### Text section
According to Kant, as noted by Burnham, 2003, that the kinds of cognition characteristic of the contemplation of the beautiful are not all that different from ordinary cognition about things in the world; the faculties of the mind are 'understanding' which is responsible for concepts, and 'sensibility' which is responsible for intuitions.
Kant argued in aesthetic cognition there is no one determinate concept that pins down an intuition; intuition is allowed some free play and acts in harmony with the lawfulness in general of the understanding as common sense; hence the common sense was plausible as a possible explanation of the tendency to universality observed in aesthetic judgments.
Throughout the Four Moments of the Beautiful, Kant elaborated many important clues as to the transcendental account of the possibility of aesthetic judgment e.g. communicability, common sense and the harmony of the cognitive sub-faculties.
By deduction Kant explicitly attempted to demonstrate the universal communicability and thus inter-subjective validity of judgments of taste that there is a 'common sense' that humans all must have a kind of sensing ability which operates the same way.

Saved dataset items

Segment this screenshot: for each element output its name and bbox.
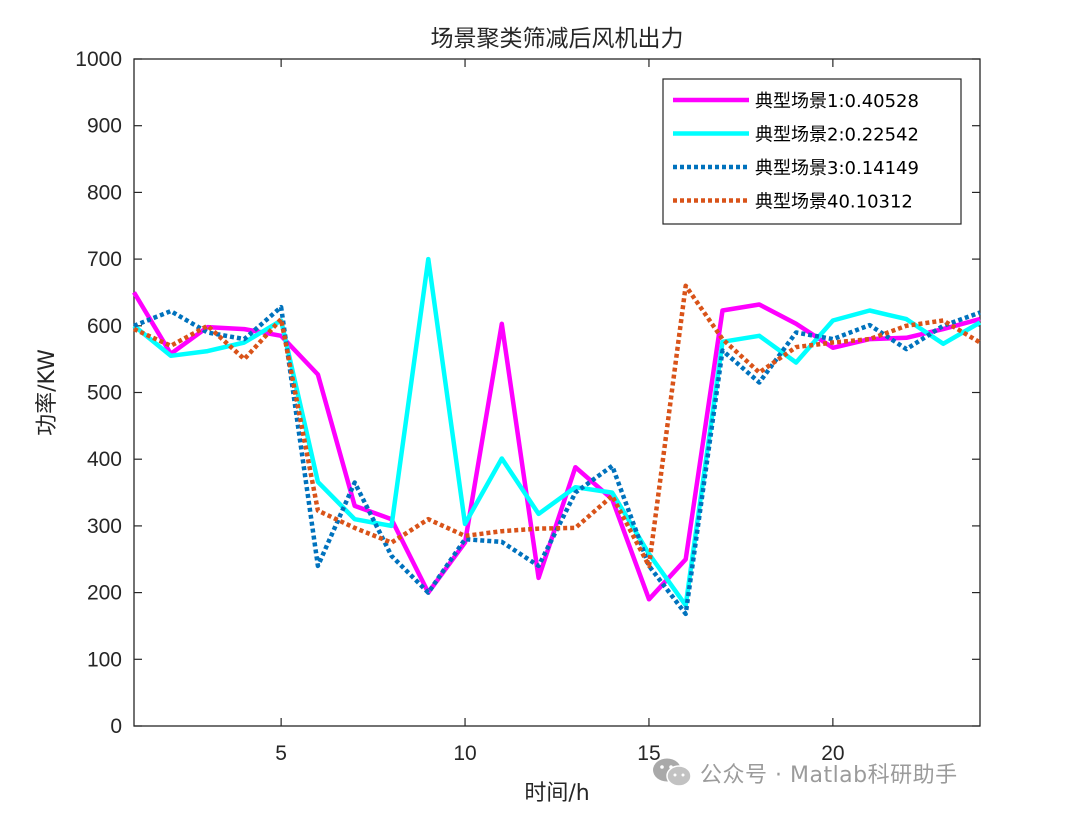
x-tick-label: 5 [275,742,287,765]
series-lines [132,256,982,617]
y-tick-label: 900 [87,115,122,138]
series-line-1 [132,291,981,602]
legend-box [662,78,962,225]
y-axis-title: 功率/KW [35,349,60,436]
y-tick-label: 800 [87,181,122,204]
x-tick-label: 10 [453,742,476,765]
y-tick-label: 300 [87,515,122,538]
y-tick-label: 600 [87,315,122,338]
series-line-2 [132,256,982,608]
y-axis: 0 100 200 300 400 500 600 700 800 900 1000 [75,48,980,738]
x-axis-title: 时间/h [524,781,589,806]
series-line-3 [133,304,981,617]
x-tick-label: 20 [821,742,844,765]
legend: 典型场景1:0.40528 典型场景2:0.22542 典型场景3:0.14149 典… [662,78,962,225]
y-tick-label: 400 [87,448,122,471]
x-axis: 5 10 15 20 [275,59,845,765]
y-tick-label: 700 [87,248,122,271]
legend-label-4: 典型场景40.10312 [755,192,913,213]
y-tick-label: 1000 [75,48,122,71]
series-line-4 [133,283,982,569]
chart-title: 场景聚类筛减后风机出力 [431,26,684,52]
y-tick-label: 200 [87,582,122,605]
legend-label-3: 典型场景3:0.14149 [755,158,919,179]
watermark-text: 公众号 · Matlab科研助手 [700,763,958,788]
legend-label-1: 典型场景1:0.40528 [755,91,919,112]
legend-label-2: 典型场景2:0.22542 [755,125,919,146]
x-tick-label: 15 [637,742,660,765]
watermark: 公众号 · Matlab科研助手 [652,753,958,793]
y-tick-label: 500 [87,382,122,405]
wechat-icon [653,758,692,787]
y-tick-label: 0 [110,715,122,738]
y-tick-label: 100 [87,648,122,671]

### Exercise objective
Continue the passage on Kant's account of aesthetic judgment, picking up after its final sentence.

### Result of the task
The Sublime
For Kant, as it elaborated by Burnham, 2003, the other basic type of aesthetic experience is the sublime that is idea of absolute totality or absolute freedom, and thus the sublime is a kind of rapid alternation between the fear of the overwhelming and the peculiar pleasure of seeing that overwhelming overwhelmed.
According to Kant, the connection between the sublime and morality can be raised up that the whole sublime experience would not be possible if humans had not received a moral training that taught them to recognize the importance of their own faculty of reason.
Kant noted that while the beautiful is concerned with form, the sublime may even be formless and while the beautiful indicates a purposiveness of nature that may have profound implications, the sublime appears to be counter-purposive, as well as although from the above one might expect the sublime experience to be painful in some way, in fact the sublime does still involve pleasure.
Kant, as it elaborated by Burnham, 2003, divides the sublime into the 'mathematical' that is concerned with things that have a great magnitude in and of themselves and the 'dynamically' that is things that have a magnitude of force in relation to us, particularly our will.
He defined mathematical sublime as something absolutely large that is large beyond all comparison; objects of sense are called 'sublime' only by a kind of covert sleight-of-hand.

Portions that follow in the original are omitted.